## [Written exercise]
Each entry must appear again exactly as it does in the source.
** Start Records supplied **
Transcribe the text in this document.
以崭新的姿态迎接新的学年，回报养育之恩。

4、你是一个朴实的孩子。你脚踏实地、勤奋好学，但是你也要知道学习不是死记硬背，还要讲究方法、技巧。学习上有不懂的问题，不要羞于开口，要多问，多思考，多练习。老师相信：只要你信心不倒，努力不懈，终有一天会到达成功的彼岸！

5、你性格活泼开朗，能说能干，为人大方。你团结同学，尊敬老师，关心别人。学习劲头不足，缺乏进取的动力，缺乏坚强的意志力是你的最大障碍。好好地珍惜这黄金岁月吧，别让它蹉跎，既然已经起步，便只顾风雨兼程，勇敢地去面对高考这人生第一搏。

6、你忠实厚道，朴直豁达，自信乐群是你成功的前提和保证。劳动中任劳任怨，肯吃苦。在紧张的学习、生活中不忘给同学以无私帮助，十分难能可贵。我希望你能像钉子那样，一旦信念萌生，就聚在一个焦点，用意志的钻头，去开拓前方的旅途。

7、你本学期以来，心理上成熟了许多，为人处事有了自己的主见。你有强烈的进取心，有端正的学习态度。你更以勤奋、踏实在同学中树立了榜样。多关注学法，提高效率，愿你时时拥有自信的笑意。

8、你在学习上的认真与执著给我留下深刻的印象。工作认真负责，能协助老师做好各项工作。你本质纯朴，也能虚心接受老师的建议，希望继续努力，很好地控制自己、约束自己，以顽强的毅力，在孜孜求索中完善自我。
** End Records supplied **
## [Task response]
Transcribe the text in this document.
以崭新的姿态迎接新的学年，回报养育之恩。

4、你是一个朴实的孩子。你脚踏实地、勤奋好学，但是你也要知道学习不是死记硬背，还要讲究方法、技巧。学习上有不懂的问题，不要羞于开口，要多问，多思考，多练习。老师相信：只要你信心不倒，努力不懈，终有一天会到达成功的彼岸！

5、你性格活泼开朗，能说能干，为人大方。你团结同学，尊敬老师，关心别人。学习劲头不足，缺乏进取的动力，缺乏坚强的意志力是你的最大障碍。好好地珍惜这黄金岁月吧，别让它蹉跎，既然已经起步，便只顾风雨兼程，勇敢地去面对高考这人生第一搏。

6、你忠实厚道，朴直豁达，自信乐群是你成功的前提和保证。劳动中任劳任怨，肯吃苦。在紧张的学习、生活中不忘给同学以无私帮助，十分难能可贵。我希望你能像钉子那样，一旦信念萌生，就聚在一个焦点，用意志的钻头，去开拓前方的旅途。

7、你本学期以来，心理上成熟了许多，为人处事有了自己的主见。你有强烈的进取心，有端正的学习态度。你更以勤奋、踏实在同学中树立了榜样。多关注学法，提高效率，愿你时时拥有自信的笑意。

8、你在学习上的认真与执著给我留下深刻的印象。工作认真负责，能协助老师做好各项工作。你本质纯朴，也能虚心接受老师的建议，希望继续努力，很好地控制自己、约束自己，以顽强的毅力，在孜孜求索中完善自我。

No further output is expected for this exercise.